• _SUPPLIED ENTRIES_:

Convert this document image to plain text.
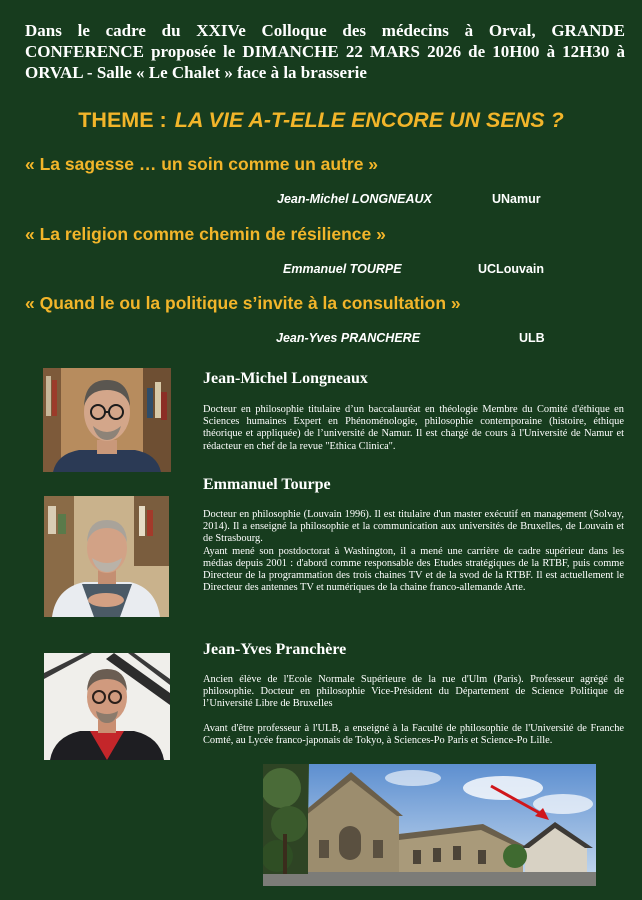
Dans le cadre du XXIVe Colloque des médecins à Orval, GRANDE CONFERENCE proposée le DIMANCHE 22 MARS 2026 de 10H00 à 12H30 à ORVAL - Salle « Le Chalet » face à la brasserie
THEME : LA VIE A-T-ELLE ENCORE UN SENS ?
« La sagesse … un soin comme un autre »
Jean-Michel LONGNEAUX	UNamur
« La religion comme chemin de résilience »
Emmanuel TOURPE	UCLouvain
« Quand le ou la politique s’invite à la consultation »
Jean-Yves PRANCHERE	ULB
Jean-Michel Longneaux

Docteur en philosophie titulaire d’un baccalauréat en théologie Membre du Comité d'éthique en Sciences humaines Expert en Phénoménologie, philosophie contemporaine (histoire, éthique théorique et appliquée) de l’université de Namur. Il est chargé de cours à l'Université de Namur et rédacteur en chef de la revue "Ethica Clinica".

Emmanuel Tourpe

Docteur en philosophie (Louvain 1996). Il est titulaire d'un master exécutif en management (Solvay, 2014). Il a enseigné la philosophie et la communication aux universités de Bruxelles, de Louvain et de Strasbourg.

Ayant mené son postdoctorat à Washington, il a mené une carrière de cadre supérieur dans les médias depuis 2001 : d'abord comme responsable des Etudes stratégiques de la RTBF, puis comme Directeur de la programmation des trois chaines TV et de la svod de la RTBF. Il est actuellement le Directeur des antennes TV et numériques de la chaine franco-allemande Arte.

Jean-Yves Pranchère

Ancien élève de l'Ecole Normale Supérieure de la rue d'Ulm (Paris). Professeur agrégé de philosophie. Docteur en philosophie Vice-Président du Département de Science Politique de l’Université Libre de Bruxelles

Avant d'être professeur à l'ULB, a enseigné à la Faculté de philosophie de l'Université de Franche Comté, au Lycée franco-japonais de Tokyo, à Sciences-Po Paris et Science-Po Lille.
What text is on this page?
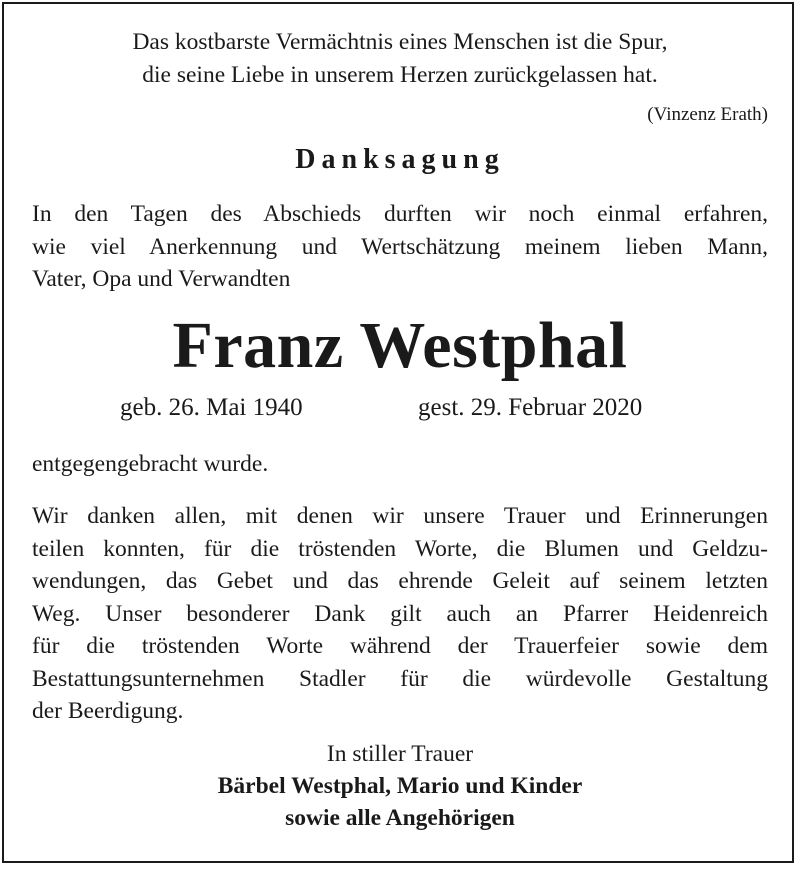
Das kostbarste Vermächtnis eines Menschen ist die Spur,
die seine Liebe in unserem Herzen zurückgelassen hat.
(Vinzenz Erath)
Danksagung
In den Tagen des Abschieds durften wir noch einmal erfahren,
wie viel Anerkennung und Wertschätzung meinem lieben Mann,
Vater, Opa und Verwandten
Franz Westphal
geb. 26. Mai 1940	gest. 29. Februar 2020
entgegengebracht wurde.
Wir danken allen, mit denen wir unsere Trauer und Erinnerungen
teilen konnten, für die tröstenden Worte, die Blumen und Geldzu-
wendungen, das Gebet und das ehrende Geleit auf seinem letzten
Weg. Unser besonderer Dank gilt auch an Pfarrer Heidenreich
für die tröstenden Worte während der Trauerfeier sowie dem
Bestattungsunternehmen Stadler für die würdevolle Gestaltung
der Beerdigung.
In stiller Trauer
Bärbel Westphal, Mario und Kinder
sowie alle Angehörigen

• _SHORT PROBLEM_: Find every line in the records above that contains the word "Westphal", and copy each one.

• _ANSWER TO THIS EXERCISE_:
Franz Westphal
Bärbel Westphal, Mario und Kinder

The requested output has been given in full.